## DATA SECTION
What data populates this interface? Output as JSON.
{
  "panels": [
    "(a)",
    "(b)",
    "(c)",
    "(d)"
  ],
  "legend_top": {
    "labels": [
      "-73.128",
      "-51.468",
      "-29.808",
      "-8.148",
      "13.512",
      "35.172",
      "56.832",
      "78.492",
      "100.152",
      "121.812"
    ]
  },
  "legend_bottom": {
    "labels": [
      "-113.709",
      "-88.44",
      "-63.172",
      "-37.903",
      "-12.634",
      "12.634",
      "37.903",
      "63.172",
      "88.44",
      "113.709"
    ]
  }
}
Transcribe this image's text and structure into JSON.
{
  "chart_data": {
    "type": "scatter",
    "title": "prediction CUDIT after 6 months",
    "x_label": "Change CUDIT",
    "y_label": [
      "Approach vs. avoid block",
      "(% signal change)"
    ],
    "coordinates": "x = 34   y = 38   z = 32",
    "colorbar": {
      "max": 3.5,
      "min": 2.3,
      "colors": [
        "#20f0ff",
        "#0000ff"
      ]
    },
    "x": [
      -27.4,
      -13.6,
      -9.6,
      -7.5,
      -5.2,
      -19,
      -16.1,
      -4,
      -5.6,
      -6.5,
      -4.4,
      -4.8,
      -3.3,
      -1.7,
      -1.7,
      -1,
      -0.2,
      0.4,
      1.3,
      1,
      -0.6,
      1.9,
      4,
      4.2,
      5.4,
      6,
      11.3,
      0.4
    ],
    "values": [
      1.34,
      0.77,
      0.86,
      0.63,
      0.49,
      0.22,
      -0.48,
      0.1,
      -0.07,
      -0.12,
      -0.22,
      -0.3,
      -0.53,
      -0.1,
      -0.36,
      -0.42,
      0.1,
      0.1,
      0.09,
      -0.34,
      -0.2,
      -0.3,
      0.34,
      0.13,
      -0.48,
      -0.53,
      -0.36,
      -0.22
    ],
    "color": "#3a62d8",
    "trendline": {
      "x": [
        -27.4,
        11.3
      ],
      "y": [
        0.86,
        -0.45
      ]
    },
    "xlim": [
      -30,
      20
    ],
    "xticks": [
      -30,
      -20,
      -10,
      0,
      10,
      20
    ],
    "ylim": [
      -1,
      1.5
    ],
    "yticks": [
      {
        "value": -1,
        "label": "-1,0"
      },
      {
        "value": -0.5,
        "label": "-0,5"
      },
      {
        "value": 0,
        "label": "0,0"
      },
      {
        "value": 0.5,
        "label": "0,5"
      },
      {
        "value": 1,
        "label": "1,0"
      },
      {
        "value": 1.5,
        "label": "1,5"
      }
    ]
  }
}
--
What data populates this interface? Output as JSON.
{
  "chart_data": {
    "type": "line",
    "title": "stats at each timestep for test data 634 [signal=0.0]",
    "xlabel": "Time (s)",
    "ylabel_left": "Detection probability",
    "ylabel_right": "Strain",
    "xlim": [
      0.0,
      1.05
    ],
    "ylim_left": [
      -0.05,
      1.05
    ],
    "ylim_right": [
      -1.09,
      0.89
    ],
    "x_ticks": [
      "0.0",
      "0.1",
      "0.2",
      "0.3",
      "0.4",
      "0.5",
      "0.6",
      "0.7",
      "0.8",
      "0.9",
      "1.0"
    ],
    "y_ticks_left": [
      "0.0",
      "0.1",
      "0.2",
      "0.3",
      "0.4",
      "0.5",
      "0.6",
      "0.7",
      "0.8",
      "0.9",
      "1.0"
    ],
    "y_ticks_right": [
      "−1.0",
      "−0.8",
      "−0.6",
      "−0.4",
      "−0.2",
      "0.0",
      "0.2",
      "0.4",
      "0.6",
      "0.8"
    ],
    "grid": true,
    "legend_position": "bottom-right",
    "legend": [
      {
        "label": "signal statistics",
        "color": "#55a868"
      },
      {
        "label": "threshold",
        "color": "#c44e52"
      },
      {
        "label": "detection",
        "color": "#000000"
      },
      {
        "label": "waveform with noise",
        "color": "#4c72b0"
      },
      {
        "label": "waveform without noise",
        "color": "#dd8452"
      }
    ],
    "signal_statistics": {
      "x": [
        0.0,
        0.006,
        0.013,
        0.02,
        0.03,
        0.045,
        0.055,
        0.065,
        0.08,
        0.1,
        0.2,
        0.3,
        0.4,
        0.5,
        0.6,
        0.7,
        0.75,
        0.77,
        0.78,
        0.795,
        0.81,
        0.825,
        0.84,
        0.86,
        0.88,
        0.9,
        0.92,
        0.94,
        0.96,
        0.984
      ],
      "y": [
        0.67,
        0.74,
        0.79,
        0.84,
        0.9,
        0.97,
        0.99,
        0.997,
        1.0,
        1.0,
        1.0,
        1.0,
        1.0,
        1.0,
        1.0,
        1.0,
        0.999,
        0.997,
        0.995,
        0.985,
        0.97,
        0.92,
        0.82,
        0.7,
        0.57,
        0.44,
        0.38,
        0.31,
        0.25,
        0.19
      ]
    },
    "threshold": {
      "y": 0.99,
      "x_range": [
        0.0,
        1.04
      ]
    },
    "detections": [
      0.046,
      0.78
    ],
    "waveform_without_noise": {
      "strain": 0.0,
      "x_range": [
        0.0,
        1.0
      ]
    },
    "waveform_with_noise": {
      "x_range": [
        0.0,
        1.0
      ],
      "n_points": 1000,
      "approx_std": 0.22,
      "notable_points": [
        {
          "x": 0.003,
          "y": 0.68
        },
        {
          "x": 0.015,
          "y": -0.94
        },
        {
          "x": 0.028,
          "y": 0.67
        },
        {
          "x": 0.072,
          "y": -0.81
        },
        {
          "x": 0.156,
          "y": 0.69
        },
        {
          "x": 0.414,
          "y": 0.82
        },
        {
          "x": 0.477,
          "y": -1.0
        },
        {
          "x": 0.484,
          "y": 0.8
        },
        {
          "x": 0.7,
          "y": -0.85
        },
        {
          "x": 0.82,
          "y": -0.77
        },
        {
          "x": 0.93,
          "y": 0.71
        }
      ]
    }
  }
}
==
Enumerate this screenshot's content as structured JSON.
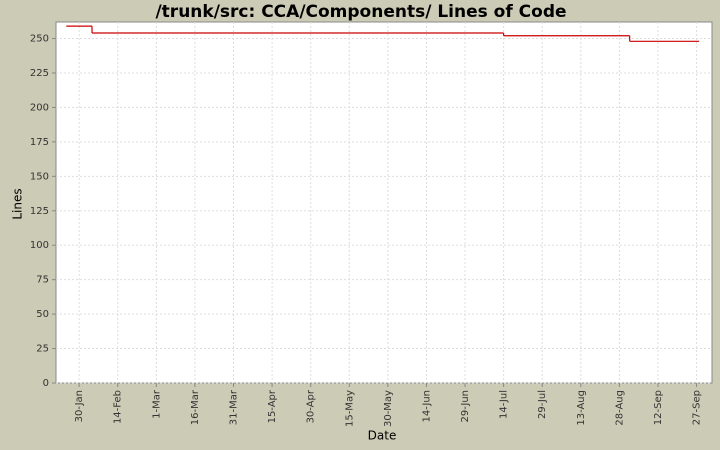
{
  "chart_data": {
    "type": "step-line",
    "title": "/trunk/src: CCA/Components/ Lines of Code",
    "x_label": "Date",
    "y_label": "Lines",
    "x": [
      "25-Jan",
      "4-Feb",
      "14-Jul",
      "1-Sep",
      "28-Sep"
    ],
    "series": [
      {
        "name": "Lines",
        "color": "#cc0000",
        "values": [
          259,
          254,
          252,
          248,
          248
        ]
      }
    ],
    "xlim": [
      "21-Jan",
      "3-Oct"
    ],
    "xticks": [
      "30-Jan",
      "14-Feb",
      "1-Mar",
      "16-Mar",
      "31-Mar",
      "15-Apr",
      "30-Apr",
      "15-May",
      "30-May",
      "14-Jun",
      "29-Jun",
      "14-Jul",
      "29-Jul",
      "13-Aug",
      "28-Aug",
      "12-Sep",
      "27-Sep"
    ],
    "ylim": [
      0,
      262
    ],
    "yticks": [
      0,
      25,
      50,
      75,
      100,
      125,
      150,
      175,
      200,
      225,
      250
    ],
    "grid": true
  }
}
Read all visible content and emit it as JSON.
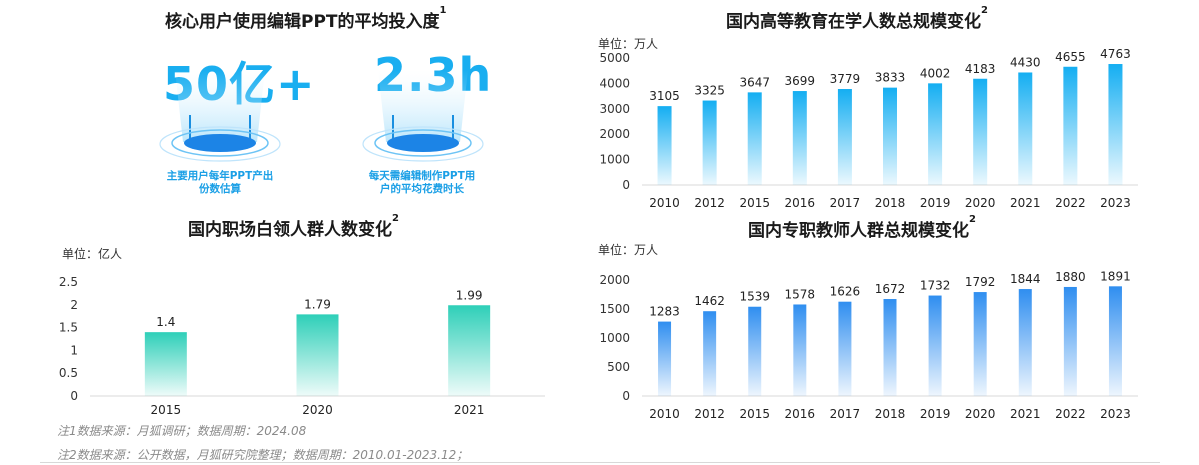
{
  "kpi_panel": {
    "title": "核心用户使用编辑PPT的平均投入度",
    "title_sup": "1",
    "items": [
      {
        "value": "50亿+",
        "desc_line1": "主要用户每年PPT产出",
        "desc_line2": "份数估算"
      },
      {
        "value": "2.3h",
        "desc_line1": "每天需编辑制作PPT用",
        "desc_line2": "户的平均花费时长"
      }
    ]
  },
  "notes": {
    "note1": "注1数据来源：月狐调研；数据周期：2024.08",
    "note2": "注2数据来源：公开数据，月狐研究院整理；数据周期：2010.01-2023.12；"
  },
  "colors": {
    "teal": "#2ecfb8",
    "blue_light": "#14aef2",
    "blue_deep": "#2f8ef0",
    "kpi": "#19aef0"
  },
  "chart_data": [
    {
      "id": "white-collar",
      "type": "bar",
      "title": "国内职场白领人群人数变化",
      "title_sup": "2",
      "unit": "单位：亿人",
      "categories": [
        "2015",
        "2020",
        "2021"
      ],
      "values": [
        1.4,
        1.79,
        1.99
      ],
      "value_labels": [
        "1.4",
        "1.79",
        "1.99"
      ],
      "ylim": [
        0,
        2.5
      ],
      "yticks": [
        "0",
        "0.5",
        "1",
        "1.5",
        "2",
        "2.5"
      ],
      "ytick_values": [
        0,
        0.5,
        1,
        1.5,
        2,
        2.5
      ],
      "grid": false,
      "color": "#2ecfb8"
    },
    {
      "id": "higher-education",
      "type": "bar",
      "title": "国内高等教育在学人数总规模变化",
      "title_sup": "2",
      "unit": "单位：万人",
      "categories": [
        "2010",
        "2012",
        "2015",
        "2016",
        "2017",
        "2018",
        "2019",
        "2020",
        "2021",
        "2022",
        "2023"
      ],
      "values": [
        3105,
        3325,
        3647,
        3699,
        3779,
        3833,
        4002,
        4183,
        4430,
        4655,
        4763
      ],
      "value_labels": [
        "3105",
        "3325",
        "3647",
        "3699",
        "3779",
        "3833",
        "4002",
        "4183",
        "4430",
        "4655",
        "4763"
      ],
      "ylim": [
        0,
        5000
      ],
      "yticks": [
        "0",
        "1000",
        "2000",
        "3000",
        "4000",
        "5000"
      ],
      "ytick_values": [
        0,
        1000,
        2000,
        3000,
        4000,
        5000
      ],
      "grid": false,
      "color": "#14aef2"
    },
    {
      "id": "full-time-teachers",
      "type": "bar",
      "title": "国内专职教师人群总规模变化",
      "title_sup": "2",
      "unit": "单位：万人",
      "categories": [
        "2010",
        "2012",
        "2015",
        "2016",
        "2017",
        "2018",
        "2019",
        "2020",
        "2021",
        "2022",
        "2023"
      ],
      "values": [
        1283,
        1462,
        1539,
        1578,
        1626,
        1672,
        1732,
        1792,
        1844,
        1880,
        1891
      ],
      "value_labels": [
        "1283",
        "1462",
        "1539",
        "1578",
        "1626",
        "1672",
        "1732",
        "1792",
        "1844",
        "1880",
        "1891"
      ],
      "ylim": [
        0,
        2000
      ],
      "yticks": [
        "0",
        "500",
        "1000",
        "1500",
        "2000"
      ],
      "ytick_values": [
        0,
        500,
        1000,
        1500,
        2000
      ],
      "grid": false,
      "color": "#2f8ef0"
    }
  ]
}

## WORK TO DO
Search the data for the string "content". List each line that has it.

## SOLUTION TO THE PROBLEM
Enumerate this screenshot's content as structured JSON.
Read all visible content and emit it as JSON.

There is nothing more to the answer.